## Document segment
------------

[v3,3/3] NFSv4: Refactor NFS to be use user namespaces

Sargun Dhillon Oct. 21, 2020
In several patches work has been done to enable NFSv4 to use user
namespaces: 58002399da65: NFSv4: Convert the NFS client idmapper to use the
container user namespace 3b7eb5e35d0f: NFS: When mounting, don't share
filesystems between different user namespaces

Unfortunately, the userspace APIs were only such that the userspace facing side of the
filesystem (superblock s_user_ns) could be set to a non init user namespace. This furthers
the fs_context related refactoring, and piggybacks on top of that logic, so the superblock
user namespace, and the NFS user namespace are the same.

This change only allows those users whom are not using ID mapping to use user namespaces
because the upcall mechanism still needs to be made fully namespace aware. Currently,
it is only network namespace aware (and this patch doesn't impede that behaviour).
Also, there is currently a limitation that enabling / disabling ID mapping can only
be done on a machine-wide basis.

Eventually, we will need to at least:
  * Separate out the keyring cache by namespace
  * Come up with an upcall mechanism that can be triggered inside of the container,
    or safely triggered outside, with the requisite context to do the right mapping.

------------

## Record extracts
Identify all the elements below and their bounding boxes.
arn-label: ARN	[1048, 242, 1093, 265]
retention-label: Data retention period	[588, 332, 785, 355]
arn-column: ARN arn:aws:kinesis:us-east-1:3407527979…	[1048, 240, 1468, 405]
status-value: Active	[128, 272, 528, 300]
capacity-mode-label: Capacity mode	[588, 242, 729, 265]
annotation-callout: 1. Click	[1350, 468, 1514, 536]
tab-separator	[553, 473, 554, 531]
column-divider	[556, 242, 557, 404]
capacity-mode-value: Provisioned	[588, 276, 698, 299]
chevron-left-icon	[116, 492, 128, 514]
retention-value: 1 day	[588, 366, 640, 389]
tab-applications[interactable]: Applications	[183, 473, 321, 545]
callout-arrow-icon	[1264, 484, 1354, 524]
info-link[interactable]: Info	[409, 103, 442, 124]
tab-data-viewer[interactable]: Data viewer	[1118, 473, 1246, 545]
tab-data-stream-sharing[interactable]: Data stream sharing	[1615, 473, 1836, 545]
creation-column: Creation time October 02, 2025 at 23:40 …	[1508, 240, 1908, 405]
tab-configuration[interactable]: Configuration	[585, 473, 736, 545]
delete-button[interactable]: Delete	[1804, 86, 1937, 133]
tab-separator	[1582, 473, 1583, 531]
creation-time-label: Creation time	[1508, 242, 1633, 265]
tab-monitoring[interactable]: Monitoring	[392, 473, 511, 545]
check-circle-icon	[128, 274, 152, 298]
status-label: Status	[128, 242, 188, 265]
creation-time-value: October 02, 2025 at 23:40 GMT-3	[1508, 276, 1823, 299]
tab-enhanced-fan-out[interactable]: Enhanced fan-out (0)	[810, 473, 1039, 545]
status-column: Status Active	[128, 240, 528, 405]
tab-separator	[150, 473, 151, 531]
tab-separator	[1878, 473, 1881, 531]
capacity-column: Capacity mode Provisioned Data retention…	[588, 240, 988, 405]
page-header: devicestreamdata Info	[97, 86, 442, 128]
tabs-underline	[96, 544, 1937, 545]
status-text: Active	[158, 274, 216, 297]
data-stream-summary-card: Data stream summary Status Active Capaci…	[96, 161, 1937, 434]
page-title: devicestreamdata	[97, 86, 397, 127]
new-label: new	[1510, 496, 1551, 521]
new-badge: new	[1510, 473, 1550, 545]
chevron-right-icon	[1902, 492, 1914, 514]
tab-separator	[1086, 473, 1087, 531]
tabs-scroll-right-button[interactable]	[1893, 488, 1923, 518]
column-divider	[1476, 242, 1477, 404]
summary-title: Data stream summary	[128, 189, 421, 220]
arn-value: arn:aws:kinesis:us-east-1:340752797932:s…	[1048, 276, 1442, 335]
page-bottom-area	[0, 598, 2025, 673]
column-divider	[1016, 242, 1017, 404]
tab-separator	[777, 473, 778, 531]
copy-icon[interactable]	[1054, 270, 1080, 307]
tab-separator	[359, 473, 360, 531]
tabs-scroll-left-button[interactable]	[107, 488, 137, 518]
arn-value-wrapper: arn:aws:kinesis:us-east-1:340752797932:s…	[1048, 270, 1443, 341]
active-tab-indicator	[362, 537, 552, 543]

------------

## Exercise instructions
a – In the NFSv4 patch description, condense the paragraph beginning "This change only allows" into a short bulleted list that keeps its main facts.
b – Reproduce the portion of the NFSv4 patch description between "This change only" and "the right mapping.", inclusive.

## Solutions in order
a –
- User namespaces are available only to users who do not use ID mapping, because the upcall mechanism is not yet fully namespace aware.
- The upcall mechanism is currently aware only of network namespaces, and this patch does not impede that behavior.
- ID mapping can currently be enabled or disabled only machine-wide.

b –
This change only allows those users whom are not using ID mapping to use user namespaces
because the upcall mechanism still needs to be made fully namespace aware. Currently,
it is only network namespace aware (and this patch doesn't impede that behaviour).
Also, there is currently a limitation that enabling / disabling ID mapping can only
be done on a machine-wide basis.

Eventually, we will need to at least:
  * Separate out the keyring cache by namespace
  * Come up with an upcall mechanism that can be triggered inside of the container,
    or safely triggered outside, with the requisite context to do the right mapping.